AIM OF THE EXERCISE
Repeat every record below exactly, omitting any pictures.

PROVIDED INFORMATION
****

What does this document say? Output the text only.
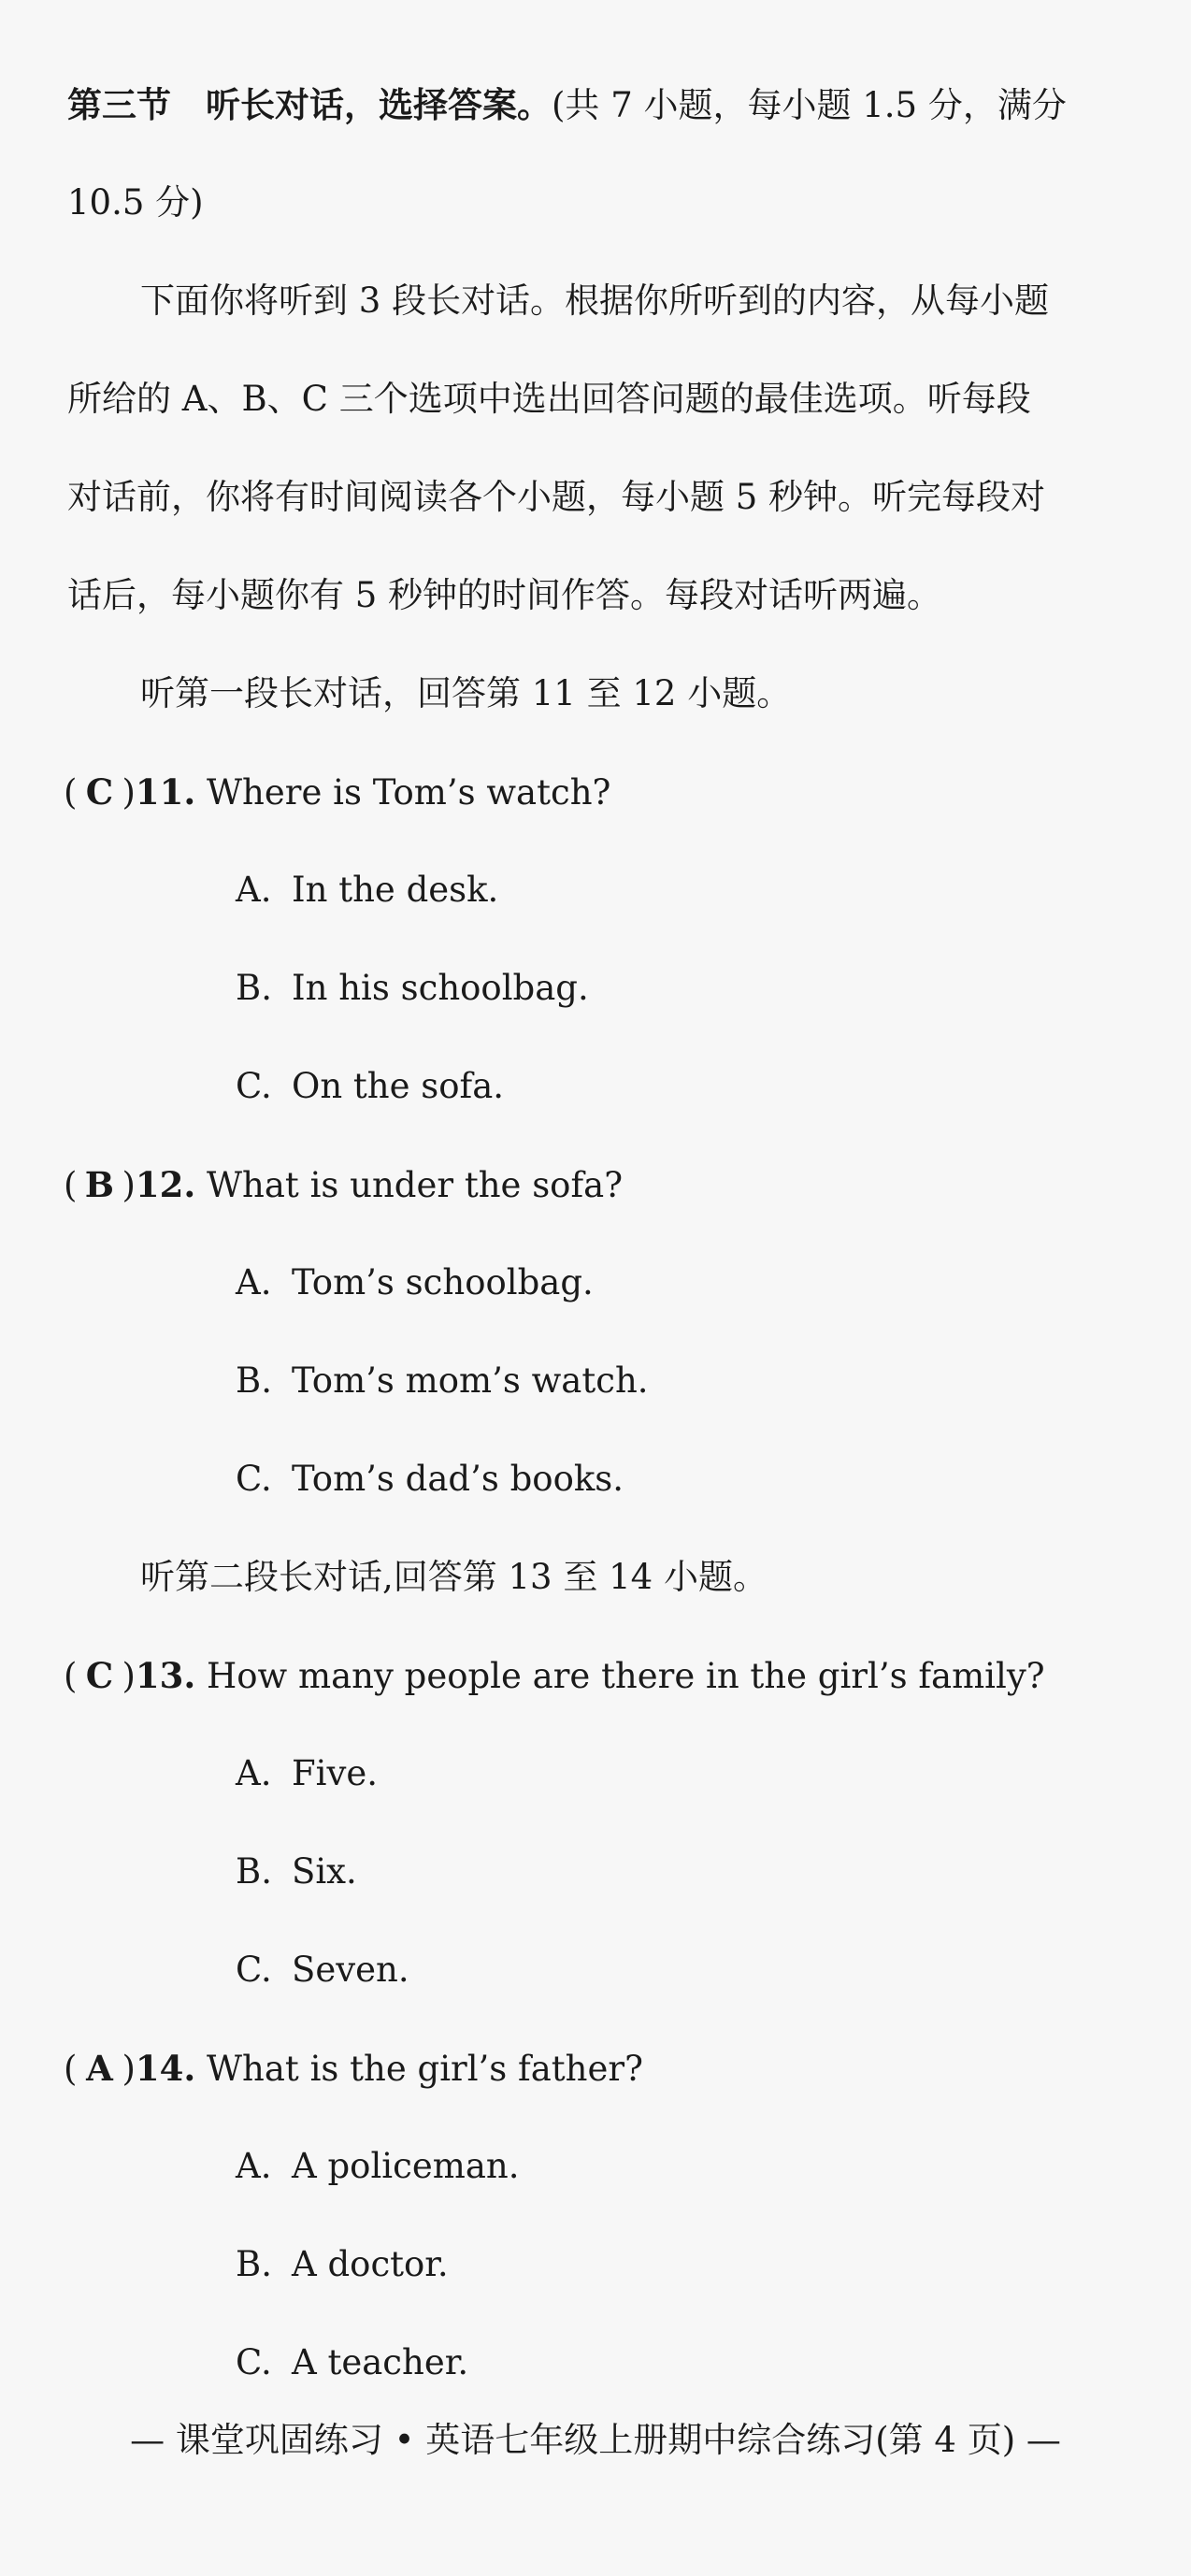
第三节　听长对话，选择答案。(共 7 小题，每小题 1.5 分，满分
10.5 分)
下面你将听到 3 段长对话。根据你所听到的内容，从每小题
所给的 A、B、C 三个选项中选出回答问题的最佳选项。听每段
对话前，你将有时间阅读各个小题，每小题 5 秒钟。听完每段对
话后，每小题你有 5 秒钟的时间作答。每段对话听两遍。
听第一段长对话，回答第 11 至 12 小题。
( C )11. Where is Tom’s watch?
A. In the desk.
B. In his schoolbag.
C. On the sofa.
( B )12. What is under the sofa?
A. Tom’s schoolbag.
B. Tom’s mom’s watch.
C. Tom’s dad’s books.
听第二段长对话,回答第 13 至 14 小题。
( C )13. How many people are there in the girl’s family?
A. Five.
B. Six.
C. Seven.
( A )14. What is the girl’s father?
A. A policeman.
B. A doctor.
C. A teacher.
— 课堂巩固练习 • 英语七年级上册期中综合练习(第 4 页) —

****

RESULT OF THIS EXERCISE
What does this document say? Output the text only.
第三节　听长对话，选择答案。(共 7 小题，每小题 1.5 分，满分
10.5 分)
下面你将听到 3 段长对话。根据你所听到的内容，从每小题
所给的 A、B、C 三个选项中选出回答问题的最佳选项。听每段
对话前，你将有时间阅读各个小题，每小题 5 秒钟。听完每段对
话后，每小题你有 5 秒钟的时间作答。每段对话听两遍。
听第一段长对话，回答第 11 至 12 小题。
( C )11. Where is Tom’s watch?
A. In the desk.
B. In his schoolbag.
C. On the sofa.
( B )12. What is under the sofa?
A. Tom’s schoolbag.
B. Tom’s mom’s watch.
C. Tom’s dad’s books.
听第二段长对话,回答第 13 至 14 小题。
( C )13. How many people are there in the girl’s family?
A. Five.
B. Six.
C. Seven.
( A )14. What is the girl’s father?
A. A policeman.
B. A doctor.
C. A teacher.
— 课堂巩固练习 • 英语七年级上册期中综合练习(第 4 页) —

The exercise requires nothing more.